[Records from a collection of figures]
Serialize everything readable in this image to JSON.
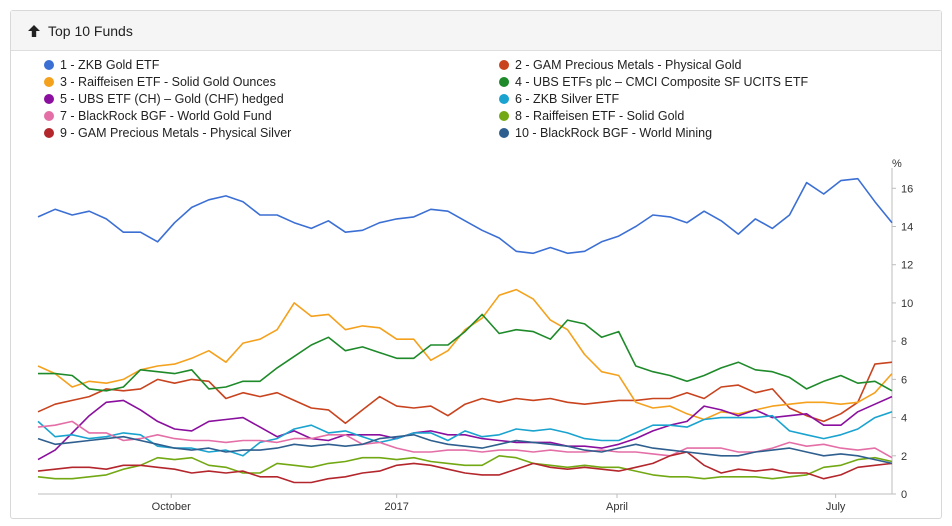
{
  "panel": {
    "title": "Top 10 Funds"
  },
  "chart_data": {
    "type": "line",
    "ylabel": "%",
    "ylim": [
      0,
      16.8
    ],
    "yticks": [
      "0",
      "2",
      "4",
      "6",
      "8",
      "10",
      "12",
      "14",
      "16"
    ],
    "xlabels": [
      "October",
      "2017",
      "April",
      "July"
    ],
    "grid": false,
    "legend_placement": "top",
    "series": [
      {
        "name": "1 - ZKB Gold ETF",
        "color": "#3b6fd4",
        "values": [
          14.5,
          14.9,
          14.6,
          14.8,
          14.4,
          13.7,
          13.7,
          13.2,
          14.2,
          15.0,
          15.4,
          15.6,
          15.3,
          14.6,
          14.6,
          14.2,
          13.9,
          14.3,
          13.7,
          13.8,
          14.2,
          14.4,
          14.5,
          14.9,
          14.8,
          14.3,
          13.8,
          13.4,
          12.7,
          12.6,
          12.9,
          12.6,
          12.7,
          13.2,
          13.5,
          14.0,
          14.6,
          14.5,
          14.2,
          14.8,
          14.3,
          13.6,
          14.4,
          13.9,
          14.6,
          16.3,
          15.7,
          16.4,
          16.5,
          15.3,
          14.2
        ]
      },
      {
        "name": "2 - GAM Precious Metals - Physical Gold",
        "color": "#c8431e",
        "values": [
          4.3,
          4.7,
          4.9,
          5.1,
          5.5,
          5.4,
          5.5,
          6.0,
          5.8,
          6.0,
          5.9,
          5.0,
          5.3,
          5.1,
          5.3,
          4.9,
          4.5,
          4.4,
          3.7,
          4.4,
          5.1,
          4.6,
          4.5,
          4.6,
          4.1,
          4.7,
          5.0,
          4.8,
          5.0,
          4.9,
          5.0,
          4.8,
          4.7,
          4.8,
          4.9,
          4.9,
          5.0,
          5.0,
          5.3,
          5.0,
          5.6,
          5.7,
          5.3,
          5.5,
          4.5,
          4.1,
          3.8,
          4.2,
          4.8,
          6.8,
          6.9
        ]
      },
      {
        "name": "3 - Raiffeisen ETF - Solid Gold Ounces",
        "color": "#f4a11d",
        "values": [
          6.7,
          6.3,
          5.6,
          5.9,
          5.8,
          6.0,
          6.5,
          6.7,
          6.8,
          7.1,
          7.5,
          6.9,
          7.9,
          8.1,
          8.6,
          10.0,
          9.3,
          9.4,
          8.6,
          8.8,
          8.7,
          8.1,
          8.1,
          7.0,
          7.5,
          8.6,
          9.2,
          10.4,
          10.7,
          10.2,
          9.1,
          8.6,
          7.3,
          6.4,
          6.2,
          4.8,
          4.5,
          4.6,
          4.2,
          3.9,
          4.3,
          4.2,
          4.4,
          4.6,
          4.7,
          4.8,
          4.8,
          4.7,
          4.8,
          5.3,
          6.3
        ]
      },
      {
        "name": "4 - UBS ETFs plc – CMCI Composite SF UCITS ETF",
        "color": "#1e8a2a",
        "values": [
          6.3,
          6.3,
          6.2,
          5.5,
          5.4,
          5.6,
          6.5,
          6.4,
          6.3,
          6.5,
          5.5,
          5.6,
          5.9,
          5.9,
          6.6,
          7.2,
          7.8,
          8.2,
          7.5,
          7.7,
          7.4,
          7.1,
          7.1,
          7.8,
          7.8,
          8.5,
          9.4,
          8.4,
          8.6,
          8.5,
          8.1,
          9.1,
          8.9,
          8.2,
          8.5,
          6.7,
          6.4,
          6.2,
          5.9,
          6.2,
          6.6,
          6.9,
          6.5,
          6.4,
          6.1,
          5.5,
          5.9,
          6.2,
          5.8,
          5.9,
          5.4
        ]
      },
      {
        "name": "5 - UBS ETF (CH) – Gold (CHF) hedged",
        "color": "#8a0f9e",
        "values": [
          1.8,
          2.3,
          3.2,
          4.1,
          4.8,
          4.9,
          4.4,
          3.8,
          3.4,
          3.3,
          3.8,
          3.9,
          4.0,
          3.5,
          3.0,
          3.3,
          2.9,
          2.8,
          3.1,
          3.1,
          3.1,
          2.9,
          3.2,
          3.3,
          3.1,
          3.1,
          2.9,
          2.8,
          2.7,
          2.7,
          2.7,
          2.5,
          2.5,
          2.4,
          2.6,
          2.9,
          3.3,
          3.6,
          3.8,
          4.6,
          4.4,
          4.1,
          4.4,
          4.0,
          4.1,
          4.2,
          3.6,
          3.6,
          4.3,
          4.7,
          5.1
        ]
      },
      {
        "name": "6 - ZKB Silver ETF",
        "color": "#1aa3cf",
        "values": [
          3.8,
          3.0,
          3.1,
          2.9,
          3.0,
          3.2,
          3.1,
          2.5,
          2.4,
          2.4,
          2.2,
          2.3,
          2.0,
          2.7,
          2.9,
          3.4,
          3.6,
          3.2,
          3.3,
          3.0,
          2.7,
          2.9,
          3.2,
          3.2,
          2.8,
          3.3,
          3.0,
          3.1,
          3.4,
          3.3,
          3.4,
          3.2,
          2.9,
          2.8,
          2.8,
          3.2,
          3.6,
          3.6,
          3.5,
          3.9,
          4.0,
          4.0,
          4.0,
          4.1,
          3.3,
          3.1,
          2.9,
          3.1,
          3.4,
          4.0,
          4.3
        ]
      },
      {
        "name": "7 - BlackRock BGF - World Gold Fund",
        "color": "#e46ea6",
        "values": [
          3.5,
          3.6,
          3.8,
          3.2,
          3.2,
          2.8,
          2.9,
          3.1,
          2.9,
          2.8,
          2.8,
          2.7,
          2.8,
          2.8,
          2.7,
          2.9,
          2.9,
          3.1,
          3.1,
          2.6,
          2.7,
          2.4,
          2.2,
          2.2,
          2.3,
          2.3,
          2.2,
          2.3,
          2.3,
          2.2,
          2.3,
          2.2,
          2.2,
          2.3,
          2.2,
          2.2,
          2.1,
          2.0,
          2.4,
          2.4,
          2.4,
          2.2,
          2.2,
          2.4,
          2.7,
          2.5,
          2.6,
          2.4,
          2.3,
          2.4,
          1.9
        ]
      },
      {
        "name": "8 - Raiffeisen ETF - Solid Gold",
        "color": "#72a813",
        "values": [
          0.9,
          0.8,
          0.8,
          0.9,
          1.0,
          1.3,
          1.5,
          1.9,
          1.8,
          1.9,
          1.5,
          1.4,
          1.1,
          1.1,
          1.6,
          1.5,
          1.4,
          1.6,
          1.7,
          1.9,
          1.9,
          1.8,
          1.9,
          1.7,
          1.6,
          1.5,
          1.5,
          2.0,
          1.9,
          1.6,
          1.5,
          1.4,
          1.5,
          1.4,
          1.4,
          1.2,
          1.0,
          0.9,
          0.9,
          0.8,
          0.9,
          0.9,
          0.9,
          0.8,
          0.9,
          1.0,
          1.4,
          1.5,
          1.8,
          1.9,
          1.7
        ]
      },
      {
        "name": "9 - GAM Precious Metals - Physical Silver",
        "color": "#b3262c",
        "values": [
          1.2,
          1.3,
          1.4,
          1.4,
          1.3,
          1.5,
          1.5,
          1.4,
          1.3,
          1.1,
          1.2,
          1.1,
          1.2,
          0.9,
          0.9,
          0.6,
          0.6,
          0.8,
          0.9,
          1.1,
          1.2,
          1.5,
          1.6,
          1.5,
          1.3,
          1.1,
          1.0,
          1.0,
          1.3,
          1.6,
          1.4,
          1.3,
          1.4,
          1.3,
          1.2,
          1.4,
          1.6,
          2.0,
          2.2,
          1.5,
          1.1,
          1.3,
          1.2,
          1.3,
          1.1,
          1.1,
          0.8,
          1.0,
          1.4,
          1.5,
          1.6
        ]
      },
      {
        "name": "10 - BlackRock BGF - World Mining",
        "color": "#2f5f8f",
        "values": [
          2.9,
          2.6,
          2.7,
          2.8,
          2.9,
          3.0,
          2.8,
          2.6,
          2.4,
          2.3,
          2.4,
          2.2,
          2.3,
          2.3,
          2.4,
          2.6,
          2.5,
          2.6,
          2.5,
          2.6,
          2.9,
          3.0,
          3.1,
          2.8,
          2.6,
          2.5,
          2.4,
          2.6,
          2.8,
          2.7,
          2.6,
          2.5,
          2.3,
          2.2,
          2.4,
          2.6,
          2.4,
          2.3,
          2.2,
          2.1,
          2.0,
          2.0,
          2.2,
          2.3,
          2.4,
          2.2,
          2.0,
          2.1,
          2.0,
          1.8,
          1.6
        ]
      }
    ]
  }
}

### Directions for this task:
List all lines where "World" occurs.

### Task answer:
        "name": "7 - BlackRock BGF - World Gold Fund",
        "name": "10 - BlackRock BGF - World Mining",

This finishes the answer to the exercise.